* START *

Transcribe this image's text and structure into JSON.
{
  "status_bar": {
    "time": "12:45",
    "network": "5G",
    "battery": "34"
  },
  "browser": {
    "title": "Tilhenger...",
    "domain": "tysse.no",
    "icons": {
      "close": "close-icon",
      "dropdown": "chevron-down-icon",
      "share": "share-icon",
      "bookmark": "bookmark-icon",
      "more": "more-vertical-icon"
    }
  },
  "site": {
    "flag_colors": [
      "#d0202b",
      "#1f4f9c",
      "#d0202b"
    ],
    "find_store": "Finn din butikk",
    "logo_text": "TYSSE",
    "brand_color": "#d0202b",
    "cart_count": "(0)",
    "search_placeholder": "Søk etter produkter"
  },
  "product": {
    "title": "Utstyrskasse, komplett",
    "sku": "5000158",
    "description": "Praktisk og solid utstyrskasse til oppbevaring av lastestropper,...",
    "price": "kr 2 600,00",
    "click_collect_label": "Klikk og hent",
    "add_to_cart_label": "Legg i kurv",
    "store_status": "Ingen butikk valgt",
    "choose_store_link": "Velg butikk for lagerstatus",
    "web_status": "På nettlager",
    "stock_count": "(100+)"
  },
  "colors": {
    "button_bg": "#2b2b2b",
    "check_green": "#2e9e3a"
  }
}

* END *

## DIRECTION
Extract the listing in its entirety, matching it exactly.

## RESPONSE TO THIS TASK
Transcribe this image's text and structure into JSON.
{
  "status_bar": {
    "time": "12:45",
    "network": "5G",
    "battery": "34"
  },
  "browser": {
    "title": "Tilhenger...",
    "domain": "tysse.no",
    "icons": {
      "close": "close-icon",
      "dropdown": "chevron-down-icon",
      "share": "share-icon",
      "bookmark": "bookmark-icon",
      "more": "more-vertical-icon"
    }
  },
  "site": {
    "flag_colors": [
      "#d0202b",
      "#1f4f9c",
      "#d0202b"
    ],
    "find_store": "Finn din butikk",
    "logo_text": "TYSSE",
    "brand_color": "#d0202b",
    "cart_count": "(0)",
    "search_placeholder": "Søk etter produkter"
  },
  "product": {
    "title": "Utstyrskasse, komplett",
    "sku": "5000158",
    "description": "Praktisk og solid utstyrskasse til oppbevaring av lastestropper,...",
    "price": "kr 2 600,00",
    "click_collect_label": "Klikk og hent",
    "add_to_cart_label": "Legg i kurv",
    "store_status": "Ingen butikk valgt",
    "choose_store_link": "Velg butikk for lagerstatus",
    "web_status": "På nettlager",
    "stock_count": "(100+)"
  },
  "colors": {
    "button_bg": "#2b2b2b",
    "check_green": "#2e9e3a"
  }
}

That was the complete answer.